[Start]

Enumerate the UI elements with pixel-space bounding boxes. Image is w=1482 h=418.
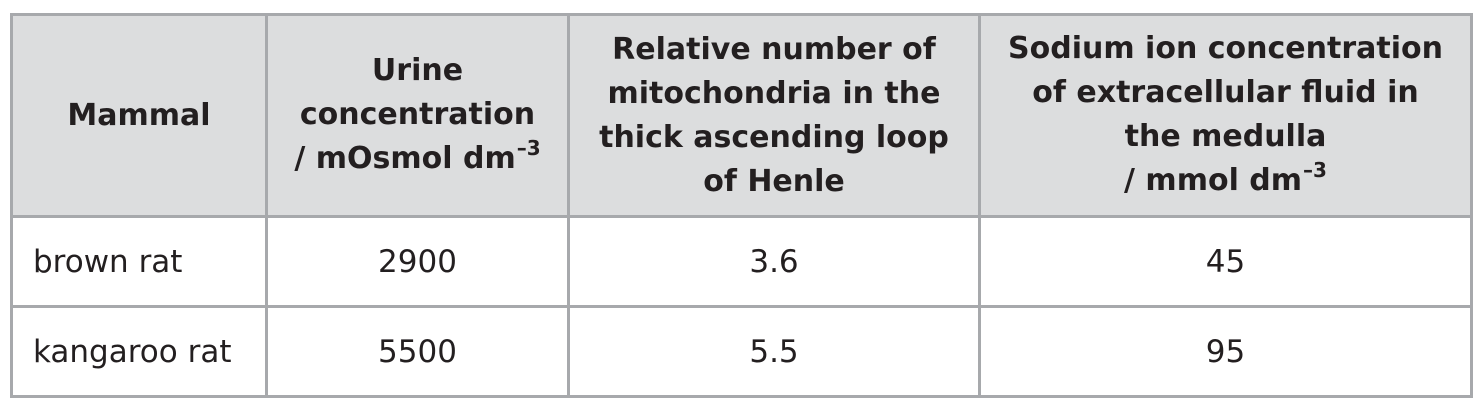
header-sodium-line-4: / mmol dm–3 [981,157,1470,205]
header-sodium-line-2: of extracellular fluid in [1032,74,1419,110]
header-urine-line-3: / mOsmol dm–3 [268,135,567,183]
cell-urine-concentration: 2900 [265,215,570,308]
header-mitochondria: Relative number of mitochondria in the t… [567,13,981,218]
header-mito-line-3: thick ascending loop [599,119,949,155]
header-sodium: Sodium ion concentration of extracellula… [978,13,1473,218]
header-mito-line-1: Relative number of [612,31,936,67]
header-mito-line-4: of Henle [703,163,845,199]
header-urine-line-2: concentration [299,96,536,132]
header-urine-unit-exponent: –3 [516,135,541,160]
data-table: Mammal Urine concentration / mOsmol dm–3… [10,13,1473,398]
cell-sodium: 45 [978,215,1473,308]
header-sodium-line-3: the medulla [1124,118,1327,154]
header-mito-line-2: mitochondria in the [607,75,941,111]
table-container: Mammal Urine concentration / mOsmol dm–3… [10,13,1473,398]
header-urine-concentration: Urine concentration / mOsmol dm–3 [265,13,570,218]
header-sodium-unit: / mmol dm [1124,162,1303,198]
header-row: Mammal Urine concentration / mOsmol dm–3… [10,13,1473,218]
cell-mammal: kangaroo rat [10,305,268,398]
table-row: kangaroo rat 5500 5.5 95 [10,305,1473,398]
table-row: brown rat 2900 3.6 45 [10,215,1473,308]
cell-mitochondria: 5.5 [567,305,981,398]
header-mammal: Mammal [10,13,268,218]
header-sodium-unit-exponent: –3 [1303,157,1327,182]
cell-sodium: 95 [978,305,1473,398]
cell-urine-concentration: 5500 [265,305,570,398]
cell-mammal: brown rat [10,215,268,308]
header-mammal-line-1: Mammal [67,97,211,133]
cell-mitochondria: 3.6 [567,215,981,308]
header-sodium-line-1: Sodium ion concentration [1008,30,1443,66]
header-urine-unit: / mOsmol dm [294,140,516,176]
header-urine-line-1: Urine [371,52,464,88]
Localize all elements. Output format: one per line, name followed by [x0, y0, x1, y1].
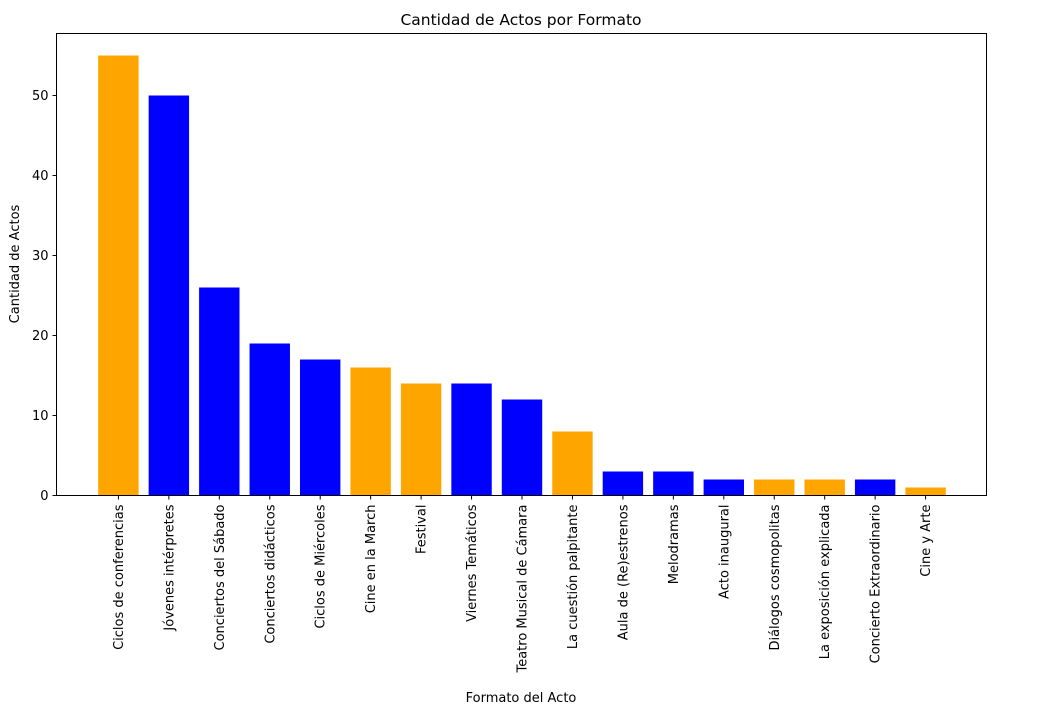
bar — [98, 55, 139, 496]
bar — [754, 479, 795, 496]
y-tick-label: 10 — [32, 409, 49, 424]
x-tick-label: La cuestión palpitante — [566, 504, 581, 649]
x-tick-label: Teatro Musical de Cámara — [516, 505, 531, 674]
bar — [552, 431, 593, 496]
x-tick-label: Cine y Arte — [919, 504, 934, 576]
bar — [148, 95, 190, 496]
x-tick-label: Diálogos cosmopolitas — [768, 504, 783, 650]
x-tick-label: Ciclos de Miércoles — [314, 504, 329, 628]
bar — [905, 487, 946, 496]
y-tick-label: 30 — [32, 249, 49, 264]
bar — [653, 471, 694, 496]
y-tick-label: 20 — [32, 329, 49, 344]
x-tick-label: Conciertos didácticos — [263, 504, 278, 643]
bar — [300, 359, 341, 496]
x-tick-label: La exposición explicada — [818, 505, 833, 660]
chart-title: Cantidad de Actos por Formato — [400, 11, 641, 29]
bars-group — [98, 55, 946, 496]
x-tick-label: Acto inaugural — [717, 505, 732, 599]
y-tick-label: 50 — [32, 89, 49, 104]
x-tick-label: Jóvenes intérpretes — [162, 504, 177, 631]
bar — [199, 287, 240, 496]
x-tick-label: Viernes Temáticos — [465, 504, 480, 622]
x-tick-label: Festival — [415, 505, 430, 555]
x-tick-label: Aula de (Re)estrenos — [616, 504, 631, 640]
bar — [804, 479, 845, 496]
x-axis-label: Formato del Acto — [466, 691, 577, 706]
bar — [854, 479, 896, 496]
y-axis-label: Cantidad de Actos — [8, 204, 23, 323]
bar — [249, 343, 290, 496]
bar — [350, 367, 391, 496]
y-tick-label: 40 — [32, 169, 49, 184]
bar — [703, 479, 744, 496]
bar — [451, 383, 492, 496]
y-axis: 0 10 20 30 40 50 — [32, 89, 57, 504]
x-tick-label: Concierto Extraordinario — [869, 504, 884, 663]
bar — [501, 399, 543, 496]
x-tick-label: Ciclos de conferencias — [112, 504, 127, 650]
x-tick-label: Cine en la March — [364, 505, 379, 614]
y-tick-label: 0 — [40, 489, 48, 504]
bar — [602, 471, 644, 496]
x-tick-label: Conciertos del Sábado — [213, 504, 228, 650]
x-axis: Ciclos de conferencias Jóvenes intérprete… — [112, 495, 934, 674]
x-tick-label: Melodramas — [667, 504, 682, 584]
bar — [400, 383, 442, 496]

[End]

Copy every line of the records above word for word, leaving out the pictures.

RESULT OF THE TASK:
Enumerate the UI elements with pixel-space bounding boxes. Image is w=1482 h=418.
header-sodium-line-4: / mmol dm–3 [981,157,1470,205]
header-sodium-line-2: of extracellular fluid in [1032,74,1419,110]
header-urine-line-3: / mOsmol dm–3 [268,135,567,183]
cell-urine-concentration: 2900 [265,215,570,308]
header-mitochondria: Relative number of mitochondria in the t… [567,13,981,218]
header-mito-line-3: thick ascending loop [599,119,949,155]
header-sodium: Sodium ion concentration of extracellula… [978,13,1473,218]
header-mito-line-1: Relative number of [612,31,936,67]
header-mito-line-4: of Henle [703,163,845,199]
header-urine-line-2: concentration [299,96,536,132]
header-urine-unit-exponent: –3 [516,135,541,160]
data-table: Mammal Urine concentration / mOsmol dm–3… [10,13,1473,398]
cell-sodium: 45 [978,215,1473,308]
header-sodium-line-3: the medulla [1124,118,1327,154]
header-mito-line-2: mitochondria in the [607,75,941,111]
table-container: Mammal Urine concentration / mOsmol dm–3… [10,13,1473,398]
header-urine-concentration: Urine concentration / mOsmol dm–3 [265,13,570,218]
header-sodium-unit: / mmol dm [1124,162,1303,198]
header-row: Mammal Urine concentration / mOsmol dm–3… [10,13,1473,218]
cell-mammal: kangaroo rat [10,305,268,398]
table-row: kangaroo rat 5500 5.5 95 [10,305,1473,398]
table-row: brown rat 2900 3.6 45 [10,215,1473,308]
cell-mitochondria: 5.5 [567,305,981,398]
header-mammal: Mammal [10,13,268,218]
header-sodium-unit-exponent: –3 [1303,157,1327,182]
cell-sodium: 95 [978,305,1473,398]
cell-urine-concentration: 5500 [265,305,570,398]
cell-mammal: brown rat [10,215,268,308]
header-mammal-line-1: Mammal [67,97,211,133]
cell-mitochondria: 3.6 [567,215,981,308]
header-sodium-line-1: Sodium ion concentration [1008,30,1443,66]
header-urine-unit: / mOsmol dm [294,140,516,176]
header-urine-line-1: Urine [371,52,464,88]
Localize all elements. Output format: one per line, name followed by [x0, y0, x1, y1].
bar — [98, 55, 139, 496]
bar — [754, 479, 795, 496]
y-tick-label: 10 — [32, 409, 49, 424]
x-tick-label: La cuestión palpitante — [566, 504, 581, 649]
x-tick-label: Teatro Musical de Cámara — [516, 505, 531, 674]
bar — [552, 431, 593, 496]
x-tick-label: Cine y Arte — [919, 504, 934, 576]
bar — [148, 95, 190, 496]
x-tick-label: Diálogos cosmopolitas — [768, 504, 783, 650]
x-tick-label: Ciclos de Miércoles — [314, 504, 329, 628]
bar — [905, 487, 946, 496]
y-tick-label: 30 — [32, 249, 49, 264]
bar — [653, 471, 694, 496]
y-tick-label: 20 — [32, 329, 49, 344]
x-tick-label: Conciertos didácticos — [263, 504, 278, 643]
bar — [300, 359, 341, 496]
x-tick-label: La exposición explicada — [818, 505, 833, 660]
chart-title: Cantidad de Actos por Formato — [400, 11, 641, 29]
bars-group — [98, 55, 946, 496]
x-tick-label: Acto inaugural — [717, 505, 732, 599]
y-tick-label: 50 — [32, 89, 49, 104]
x-tick-label: Jóvenes intérpretes — [162, 504, 177, 631]
bar — [199, 287, 240, 496]
x-tick-label: Viernes Temáticos — [465, 504, 480, 622]
x-tick-label: Festival — [415, 505, 430, 555]
x-tick-label: Aula de (Re)estrenos — [616, 504, 631, 640]
bar — [804, 479, 845, 496]
x-axis-label: Formato del Acto — [466, 691, 577, 706]
bar — [854, 479, 896, 496]
y-axis-label: Cantidad de Actos — [8, 204, 23, 323]
bar — [249, 343, 290, 496]
bar — [350, 367, 391, 496]
y-tick-label: 40 — [32, 169, 49, 184]
bar — [703, 479, 744, 496]
bar — [451, 383, 492, 496]
y-axis: 0 10 20 30 40 50 — [32, 89, 57, 504]
x-tick-label: Concierto Extraordinario — [869, 504, 884, 663]
bar — [501, 399, 543, 496]
x-tick-label: Ciclos de conferencias — [112, 504, 127, 650]
x-tick-label: Cine en la March — [364, 505, 379, 614]
y-tick-label: 0 — [40, 489, 48, 504]
bar — [602, 471, 644, 496]
x-tick-label: Conciertos del Sábado — [213, 504, 228, 650]
x-axis: Ciclos de conferencias Jóvenes intérprete… — [112, 495, 934, 674]
x-tick-label: Melodramas — [667, 504, 682, 584]
bar — [400, 383, 442, 496]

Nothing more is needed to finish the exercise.